Records that describe figures
· · ·

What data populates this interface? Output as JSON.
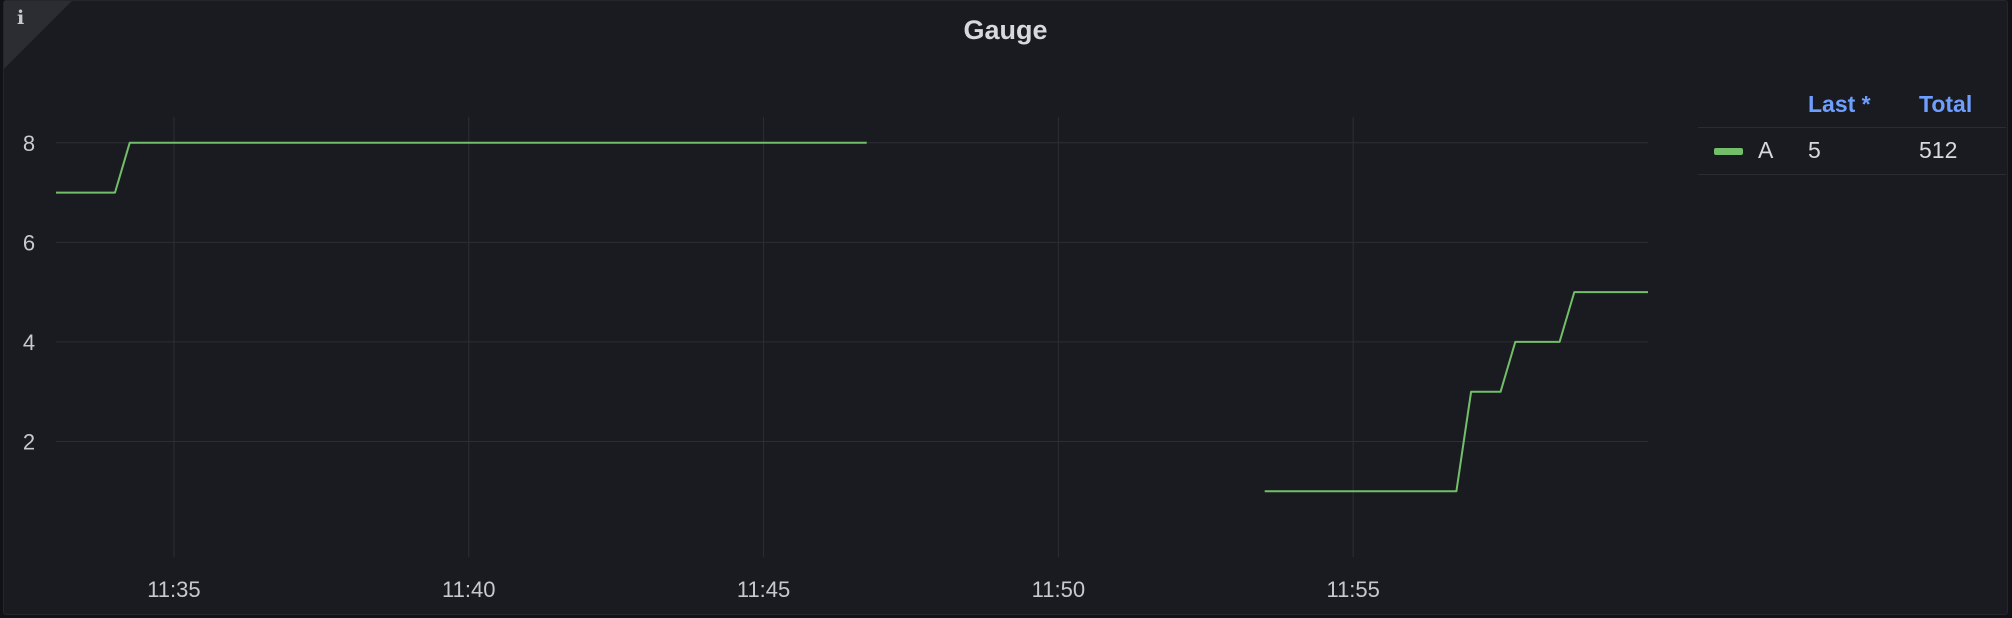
{
  "panel": {
    "title": "Gauge",
    "info_icon": "info-icon"
  },
  "legend": {
    "headers": {
      "last": "Last *",
      "total": "Total"
    },
    "rows": [
      {
        "name": "A",
        "last": "5",
        "total": "512",
        "color": "#73bf69"
      }
    ]
  },
  "chart_data": {
    "type": "line",
    "title": "Gauge",
    "xlabel": "",
    "ylabel": "",
    "x_ticks": [
      "11:35",
      "11:40",
      "11:45",
      "11:50",
      "11:55"
    ],
    "y_ticks": [
      2,
      4,
      6,
      8
    ],
    "xlim": [
      "11:33",
      "11:60"
    ],
    "ylim": [
      0,
      9
    ],
    "grid": true,
    "legend_placement": "right",
    "series": [
      {
        "name": "A",
        "color": "#73bf69",
        "segments": [
          [
            {
              "x": "11:33:00",
              "y": 7
            },
            {
              "x": "11:34:00",
              "y": 7
            },
            {
              "x": "11:34:15",
              "y": 8
            },
            {
              "x": "11:46:45",
              "y": 8
            }
          ],
          [
            {
              "x": "11:53:30",
              "y": 1
            },
            {
              "x": "11:56:45",
              "y": 1
            },
            {
              "x": "11:57:00",
              "y": 3
            },
            {
              "x": "11:57:30",
              "y": 3
            },
            {
              "x": "11:57:45",
              "y": 4
            },
            {
              "x": "11:58:30",
              "y": 4
            },
            {
              "x": "11:58:45",
              "y": 5
            },
            {
              "x": "11:60:00",
              "y": 5
            }
          ]
        ]
      }
    ]
  }
}
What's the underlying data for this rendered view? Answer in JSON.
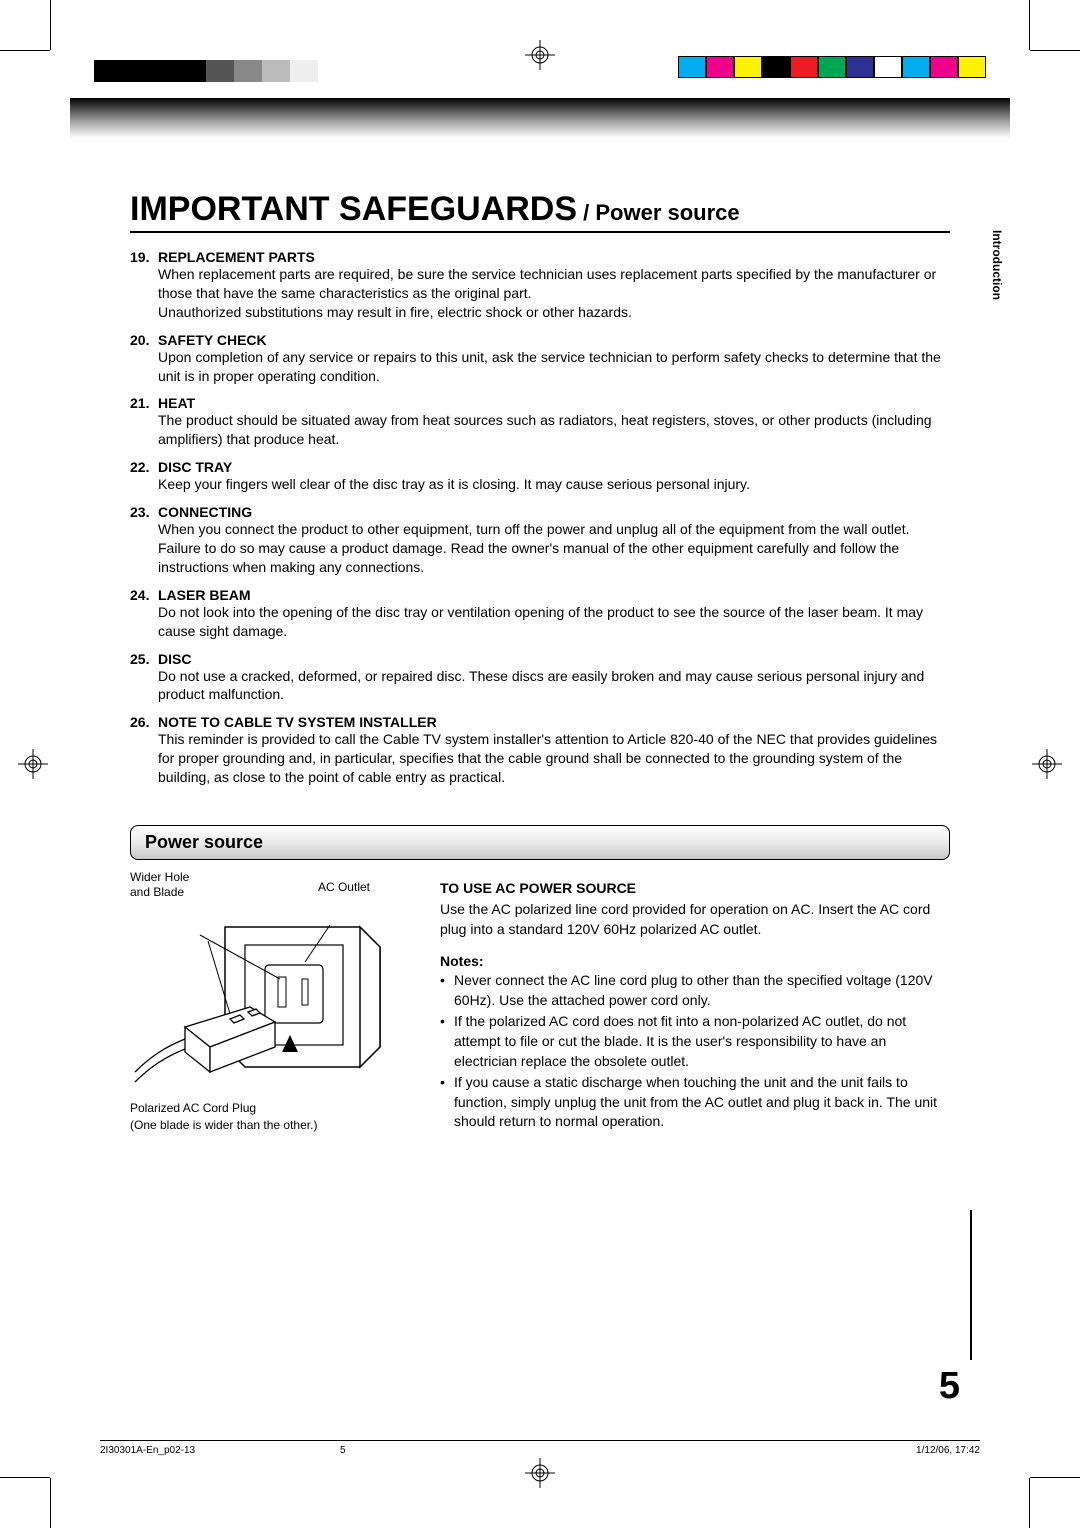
{
  "page": {
    "title_main": "IMPORTANT SAFEGUARDS",
    "title_sub": " / Power source",
    "side_tab": "Introduction",
    "page_number": "5"
  },
  "safeguards": [
    {
      "num": "19.",
      "title": "REPLACEMENT PARTS",
      "body": "When replacement parts are required, be sure the service technician uses replacement parts specified by the manufacturer or those that have the same characteristics as the original part.\nUnauthorized substitutions may result in fire, electric shock or other hazards."
    },
    {
      "num": "20.",
      "title": "SAFETY CHECK",
      "body": "Upon completion of any service or repairs to this unit, ask the service technician to perform safety checks to determine that the unit is in proper operating condition."
    },
    {
      "num": "21.",
      "title": "HEAT",
      "body": "The product should be situated away from heat sources such as radiators, heat registers, stoves, or other products (including amplifiers) that produce heat."
    },
    {
      "num": "22.",
      "title": "DISC TRAY",
      "body": "Keep your fingers well clear of the disc tray as it is closing. It may cause serious personal injury."
    },
    {
      "num": "23.",
      "title": "CONNECTING",
      "body": "When you connect the product to other equipment, turn off the power and unplug all of the equipment from the wall outlet. Failure to do so may cause a product damage. Read the owner's manual of the other equipment carefully and follow the instructions when making any connections."
    },
    {
      "num": "24.",
      "title": "LASER BEAM",
      "body": "Do not look into the opening of the disc tray or ventilation opening of the product to see the source of the laser beam. It may cause sight damage."
    },
    {
      "num": "25.",
      "title": "DISC",
      "body": "Do not use a cracked, deformed, or repaired disc. These discs are easily broken and may cause serious personal injury and product malfunction."
    },
    {
      "num": "26.",
      "title": "NOTE TO CABLE TV SYSTEM INSTALLER",
      "body": "This reminder is provided to call the Cable TV system installer's attention to Article 820-40 of the NEC that provides guidelines for proper grounding and, in particular, specifies that the cable ground shall be connected to the grounding system of the building, as close to the point of cable entry as practical."
    }
  ],
  "power": {
    "section_title": "Power source",
    "diagram": {
      "label_ac_outlet": "AC Outlet",
      "label_wider": "Wider Hole\nand Blade",
      "caption": "Polarized AC Cord Plug\n(One blade is wider than the other.)"
    },
    "heading": "TO USE AC POWER SOURCE",
    "intro": "Use the AC polarized line cord provided for operation on AC. Insert the AC cord plug into a standard 120V 60Hz polarized AC outlet.",
    "notes_label": "Notes:",
    "notes": [
      "Never connect the AC line cord plug to other than the specified voltage (120V 60Hz). Use the attached power cord only.",
      "If the polarized AC cord does not fit into a non-polarized AC outlet, do not attempt to file or cut the blade. It is the user's responsibility to have an electrician replace the obsolete outlet.",
      "If you cause a static discharge when touching the unit and the unit fails to function, simply unplug the unit from the AC outlet and plug it back in. The unit should return to normal operation."
    ]
  },
  "footer": {
    "left": "2I30301A-En_p02-13",
    "mid": "5",
    "right": "1/12/06, 17:42"
  },
  "print_marks": {
    "grayscale_strip": [
      "#000000",
      "#000000",
      "#000000",
      "#000000",
      "#555555",
      "#888888",
      "#bbbbbb",
      "#eeeeee"
    ],
    "color_strip": [
      "#00aeef",
      "#ec008c",
      "#fff200",
      "#000000",
      "#ed1c24",
      "#00a651",
      "#2e3192",
      "#ffffff",
      "#00aeef",
      "#ec008c",
      "#fff200"
    ]
  },
  "styles": {
    "title_fontsize": 34,
    "body_fontsize": 14,
    "caption_fontsize": 12,
    "page_number_fontsize": 38,
    "text_color": "#000000",
    "background_color": "#ffffff",
    "gradient_from": "#000000",
    "gradient_to": "#ffffff"
  }
}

· · ·

_Objective_.
In the listing, find every line with the word "should" and state how many there are, nothing more.

_Task result_.
2